### Given records

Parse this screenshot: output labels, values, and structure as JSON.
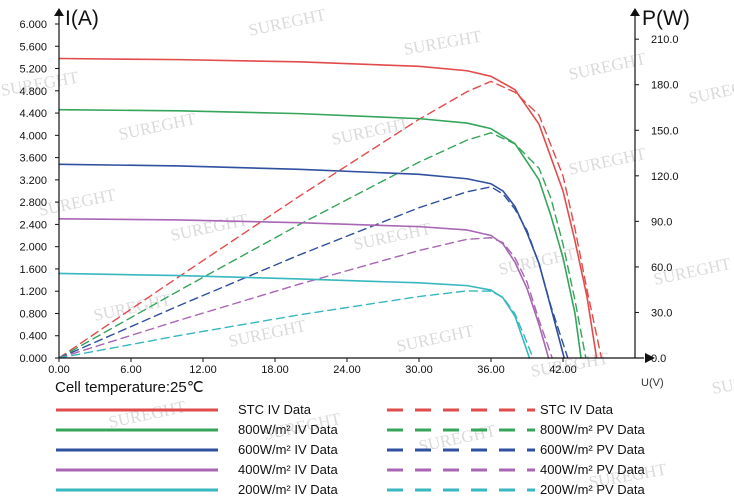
{
  "chart_data": {
    "type": "line",
    "left_axis": {
      "label": "I(A)",
      "min": 0,
      "max": 6,
      "ticks": [
        "0.000",
        "0.400",
        "0.800",
        "1.200",
        "1.600",
        "2.000",
        "2.400",
        "2.800",
        "3.200",
        "3.600",
        "4.000",
        "4.400",
        "4.800",
        "5.200",
        "5.600",
        "6.000"
      ],
      "tick_values": [
        0,
        0.4,
        0.8,
        1.2,
        1.6,
        2.0,
        2.4,
        2.8,
        3.2,
        3.6,
        4.0,
        4.4,
        4.8,
        5.2,
        5.6,
        6.0
      ]
    },
    "right_axis": {
      "label": "P(W)",
      "min": 0,
      "max": 220,
      "ticks": [
        "0.0",
        "30.0",
        "60.0",
        "90.0",
        "120.0",
        "150.0",
        "180.0",
        "210.0"
      ],
      "tick_values": [
        0,
        30,
        60,
        90,
        120,
        150,
        180,
        210
      ]
    },
    "x_axis": {
      "label": "U(V)",
      "min": 0,
      "max": 48,
      "ticks": [
        "0.00",
        "6.00",
        "12.00",
        "18.00",
        "24.00",
        "30.00",
        "36.00",
        "42.00"
      ],
      "tick_values": [
        0,
        6,
        12,
        18,
        24,
        30,
        36,
        42
      ]
    },
    "annotation": "Cell temperature:25℃",
    "series": [
      {
        "name": "STC IV Data",
        "pv_name": "STC IV Data",
        "color": "#e24b4b",
        "isc": 5.38,
        "voc": 44.8,
        "iv": [
          [
            0,
            5.38
          ],
          [
            10,
            5.36
          ],
          [
            20,
            5.32
          ],
          [
            30,
            5.24
          ],
          [
            34,
            5.16
          ],
          [
            36,
            5.06
          ],
          [
            38,
            4.82
          ],
          [
            40,
            4.2
          ],
          [
            42,
            3.0
          ],
          [
            43,
            2.1
          ],
          [
            44,
            1.1
          ],
          [
            44.8,
            0
          ]
        ],
        "pv": [
          [
            0,
            0
          ],
          [
            10,
            53.6
          ],
          [
            20,
            106.4
          ],
          [
            30,
            157.2
          ],
          [
            34,
            175.4
          ],
          [
            36,
            182.2
          ],
          [
            38,
            175.0
          ],
          [
            40,
            160.0
          ],
          [
            41,
            140.0
          ],
          [
            42,
            120.0
          ],
          [
            43,
            85.0
          ],
          [
            44,
            45.0
          ],
          [
            45.2,
            0
          ]
        ]
      },
      {
        "name": "800W/m² IV Data",
        "pv_name": "800W/m² PV Data",
        "color": "#35a55a",
        "isc": 4.46,
        "voc": 43.5,
        "iv": [
          [
            0,
            4.46
          ],
          [
            10,
            4.44
          ],
          [
            20,
            4.39
          ],
          [
            30,
            4.3
          ],
          [
            34,
            4.22
          ],
          [
            36,
            4.12
          ],
          [
            38,
            3.85
          ],
          [
            40,
            3.2
          ],
          [
            41,
            2.55
          ],
          [
            42,
            1.8
          ],
          [
            43,
            0.8
          ],
          [
            43.5,
            0
          ]
        ],
        "pv": [
          [
            0,
            0
          ],
          [
            10,
            44.4
          ],
          [
            20,
            87.8
          ],
          [
            30,
            129
          ],
          [
            34,
            143.5
          ],
          [
            36,
            148.3
          ],
          [
            38,
            141.0
          ],
          [
            40,
            125.0
          ],
          [
            41,
            105.0
          ],
          [
            42,
            75.0
          ],
          [
            43,
            38.0
          ],
          [
            43.9,
            0
          ]
        ]
      },
      {
        "name": "600W/m² IV Data",
        "pv_name": "600W/m² PV Data",
        "color": "#2f4f9f",
        "isc": 3.48,
        "voc": 42.1,
        "iv": [
          [
            0,
            3.48
          ],
          [
            10,
            3.45
          ],
          [
            20,
            3.39
          ],
          [
            30,
            3.3
          ],
          [
            34,
            3.22
          ],
          [
            36,
            3.13
          ],
          [
            37,
            3.0
          ],
          [
            38,
            2.72
          ],
          [
            39,
            2.25
          ],
          [
            40,
            1.7
          ],
          [
            41,
            0.9
          ],
          [
            42.1,
            0
          ]
        ],
        "pv": [
          [
            0,
            0
          ],
          [
            10,
            34.5
          ],
          [
            20,
            67.8
          ],
          [
            30,
            99
          ],
          [
            34,
            109.5
          ],
          [
            36,
            112.7
          ],
          [
            37,
            108.0
          ],
          [
            38,
            98.0
          ],
          [
            39,
            84.0
          ],
          [
            40,
            62.0
          ],
          [
            41,
            34.0
          ],
          [
            42.4,
            0
          ]
        ]
      },
      {
        "name": "400W/m² IV Data",
        "pv_name": "400W/m² PV Data",
        "color": "#a866b4",
        "isc": 2.5,
        "voc": 40.8,
        "iv": [
          [
            0,
            2.5
          ],
          [
            10,
            2.48
          ],
          [
            20,
            2.43
          ],
          [
            30,
            2.36
          ],
          [
            34,
            2.3
          ],
          [
            36,
            2.2
          ],
          [
            37,
            2.05
          ],
          [
            38,
            1.72
          ],
          [
            39,
            1.25
          ],
          [
            40,
            0.6
          ],
          [
            40.8,
            0
          ]
        ],
        "pv": [
          [
            0,
            0
          ],
          [
            10,
            24.8
          ],
          [
            20,
            48.6
          ],
          [
            30,
            70.8
          ],
          [
            34,
            78.2
          ],
          [
            36,
            79.2
          ],
          [
            37,
            76.0
          ],
          [
            38,
            66.0
          ],
          [
            39,
            50.0
          ],
          [
            40,
            25.0
          ],
          [
            41.1,
            0
          ]
        ]
      },
      {
        "name": "200W/m² IV Data",
        "pv_name": "200W/m² PV Data",
        "color": "#37b7bf",
        "isc": 1.52,
        "voc": 39.2,
        "iv": [
          [
            0,
            1.52
          ],
          [
            10,
            1.48
          ],
          [
            20,
            1.42
          ],
          [
            30,
            1.35
          ],
          [
            34,
            1.3
          ],
          [
            36,
            1.22
          ],
          [
            37,
            1.08
          ],
          [
            38,
            0.75
          ],
          [
            38.6,
            0.38
          ],
          [
            39.2,
            0
          ]
        ],
        "pv": [
          [
            0,
            0
          ],
          [
            10,
            14.8
          ],
          [
            20,
            28.4
          ],
          [
            30,
            40.5
          ],
          [
            34,
            44.2
          ],
          [
            36,
            44.0
          ],
          [
            37,
            40.0
          ],
          [
            38,
            29.0
          ],
          [
            38.8,
            14.0
          ],
          [
            39.5,
            0
          ]
        ]
      }
    ],
    "legend": [
      {
        "solid": "STC IV Data",
        "dashed": "STC IV Data",
        "color": "#e24b4b"
      },
      {
        "solid": "800W/m²  IV Data",
        "dashed": "800W/m²  PV Data",
        "color": "#35a55a"
      },
      {
        "solid": "600W/m²  IV Data",
        "dashed": "600W/m²  PV Data",
        "color": "#2f4f9f"
      },
      {
        "solid": "400W/m²  IV Data",
        "dashed": "400W/m²  PV Data",
        "color": "#a866b4"
      },
      {
        "solid": "200W/m²  IV Data",
        "dashed": "200W/m²  PV Data",
        "color": "#37b7bf"
      }
    ],
    "watermark_text": "SUREGHT"
  }
}
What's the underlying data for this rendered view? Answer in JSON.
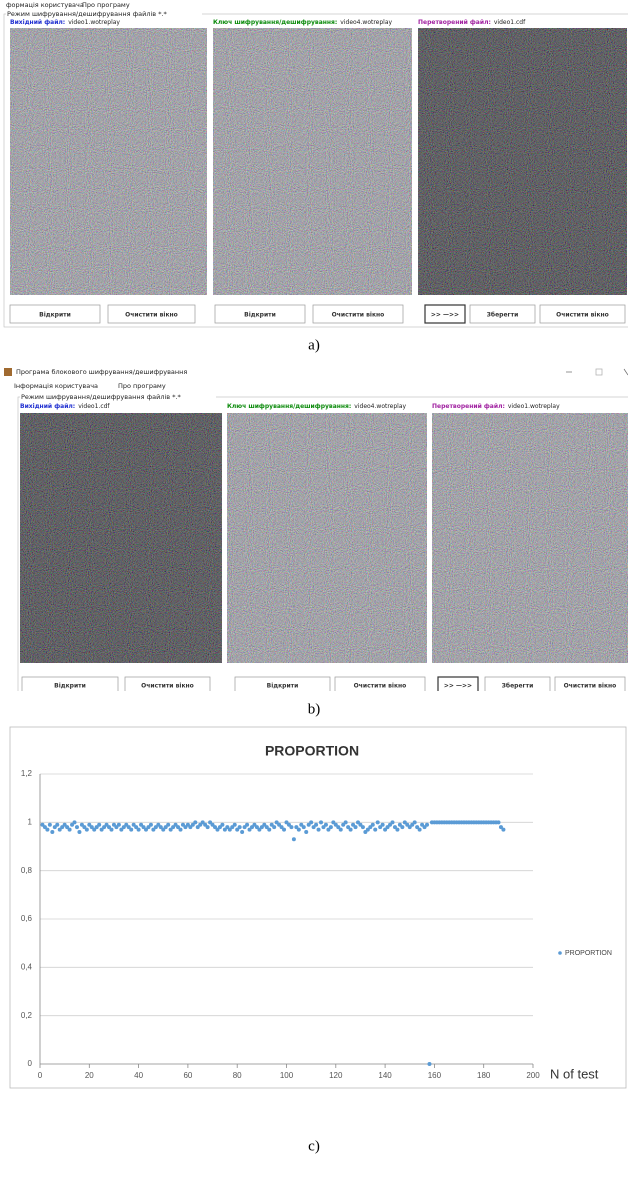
{
  "screens": [
    {
      "menu": [
        "формація користувача",
        "Про програму"
      ],
      "group": "Режим шифрування/дешифрування файлів *.*",
      "panes": [
        {
          "label": "Вихідний файл:",
          "file": "video1.wotreplay"
        },
        {
          "label": "Ключ шифрування/дешифрування:",
          "file": "video4.wotreplay"
        },
        {
          "label": "Перетворений файл:",
          "file": "video1.cdf"
        }
      ],
      "buttons": [
        "Відкрити",
        "Очистити вікно",
        "Відкрити",
        "Очистити вікно",
        ">> —>>",
        "Зберегти",
        "Очистити вікно"
      ],
      "caption": "a)"
    },
    {
      "title": "Програма блокового шифрування/дешифрування",
      "menu": [
        "Інформація користувача",
        "Про програму"
      ],
      "group": "Режим шифрування/дешифрування файлів *.*",
      "panes": [
        {
          "label": "Вихідний файл:",
          "file": "video1.cdf"
        },
        {
          "label": "Ключ шифрування/дешифрування:",
          "file": "video4.wotreplay"
        },
        {
          "label": "Перетворений файл:",
          "file": "video1.wotreplay"
        }
      ],
      "buttons": [
        "Відкрити",
        "Очистити вікно",
        "Відкрити",
        "Очистити вікно",
        ">> —>>",
        "Зберегти",
        "Очистити вікно"
      ],
      "caption": "b)"
    }
  ],
  "chart_data": {
    "type": "scatter",
    "title": "PROPORTION",
    "x_label": "N of test",
    "caption": "c)",
    "legend": "right",
    "grid": true,
    "series": [
      {
        "name": "PROPORTION",
        "color": "#5b9bd5",
        "x": [
          1,
          2,
          3,
          4,
          5,
          6,
          7,
          8,
          9,
          10,
          11,
          12,
          13,
          14,
          15,
          16,
          17,
          18,
          19,
          20,
          21,
          22,
          23,
          24,
          25,
          26,
          27,
          28,
          29,
          30,
          31,
          32,
          33,
          34,
          35,
          36,
          37,
          38,
          39,
          40,
          41,
          42,
          43,
          44,
          45,
          46,
          47,
          48,
          49,
          50,
          51,
          52,
          53,
          54,
          55,
          56,
          57,
          58,
          59,
          60,
          61,
          62,
          63,
          64,
          65,
          66,
          67,
          68,
          69,
          70,
          71,
          72,
          73,
          74,
          75,
          76,
          77,
          78,
          79,
          80,
          81,
          82,
          83,
          84,
          85,
          86,
          87,
          88,
          89,
          90,
          91,
          92,
          93,
          94,
          95,
          96,
          97,
          98,
          99,
          100,
          101,
          102,
          103,
          104,
          105,
          106,
          107,
          108,
          109,
          110,
          111,
          112,
          113,
          114,
          115,
          116,
          117,
          118,
          119,
          120,
          121,
          122,
          123,
          124,
          125,
          126,
          127,
          128,
          129,
          130,
          131,
          132,
          133,
          134,
          135,
          136,
          137,
          138,
          139,
          140,
          141,
          142,
          143,
          144,
          145,
          146,
          147,
          148,
          149,
          150,
          151,
          152,
          153,
          154,
          155,
          156,
          157,
          158,
          159,
          160,
          161,
          162,
          163,
          164,
          165,
          166,
          167,
          168,
          169,
          170,
          171,
          172,
          173,
          174,
          175,
          176,
          177,
          178,
          179,
          180,
          181,
          182,
          183,
          184,
          185,
          186,
          187,
          188
        ],
        "values": [
          0.99,
          0.98,
          0.97,
          0.99,
          0.96,
          0.98,
          0.99,
          0.97,
          0.98,
          0.99,
          0.98,
          0.97,
          0.99,
          1,
          0.98,
          0.96,
          0.99,
          0.98,
          0.97,
          0.99,
          0.98,
          0.97,
          0.98,
          0.99,
          0.97,
          0.98,
          0.99,
          0.98,
          0.97,
          0.99,
          0.98,
          0.99,
          0.97,
          0.98,
          0.99,
          0.98,
          0.97,
          0.99,
          0.98,
          0.97,
          0.99,
          0.98,
          0.97,
          0.98,
          0.99,
          0.97,
          0.98,
          0.99,
          0.98,
          0.97,
          0.98,
          0.99,
          0.97,
          0.98,
          0.99,
          0.98,
          0.97,
          0.99,
          0.98,
          0.99,
          0.98,
          0.99,
          1,
          0.98,
          0.99,
          1,
          0.99,
          0.98,
          1,
          0.99,
          0.98,
          0.97,
          0.98,
          0.99,
          0.97,
          0.98,
          0.97,
          0.98,
          0.99,
          0.97,
          0.98,
          0.96,
          0.98,
          0.99,
          0.97,
          0.98,
          0.99,
          0.98,
          0.97,
          0.98,
          0.99,
          0.98,
          0.97,
          0.99,
          0.98,
          1,
          0.99,
          0.98,
          0.97,
          1,
          0.99,
          0.98,
          0.93,
          0.98,
          0.97,
          0.99,
          0.98,
          0.96,
          0.99,
          1,
          0.98,
          0.99,
          0.97,
          1,
          0.98,
          0.99,
          0.97,
          0.98,
          1,
          0.99,
          0.98,
          0.97,
          0.99,
          1,
          0.98,
          0.97,
          0.99,
          0.98,
          1,
          0.99,
          0.98,
          0.96,
          0.97,
          0.98,
          0.99,
          0.97,
          1,
          0.98,
          0.99,
          0.97,
          0.98,
          0.99,
          1,
          0.98,
          0.97,
          0.99,
          0.98,
          1,
          0.99,
          0.98,
          0.99,
          1,
          0.98,
          0.97,
          0.99,
          0.98,
          0.99,
          0,
          1,
          1,
          1,
          1,
          1,
          1,
          1,
          1,
          1,
          1,
          1,
          1,
          1,
          1,
          1,
          1,
          1,
          1,
          1,
          1,
          1,
          1,
          1,
          1,
          1,
          1,
          1,
          1,
          0.98,
          0.97
        ]
      }
    ],
    "xlim": [
      0,
      200
    ],
    "xticks": [
      0,
      20,
      40,
      60,
      80,
      100,
      120,
      140,
      160,
      180,
      200
    ],
    "ylim": [
      0,
      1.2
    ],
    "yticks": [
      0,
      {
        "value": 0.2,
        "label": "0,2"
      },
      {
        "value": 0.4,
        "label": "0,4"
      },
      {
        "value": 0.6,
        "label": "0,6"
      },
      {
        "value": 0.8,
        "label": "0,8"
      },
      1,
      {
        "value": 1.2,
        "label": "1,2"
      }
    ]
  }
}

### Description of the task
Where a line of the material above holds the string "користувача", copy that line.

### Expected output
        "формація користувача",
        "Інформація користувача",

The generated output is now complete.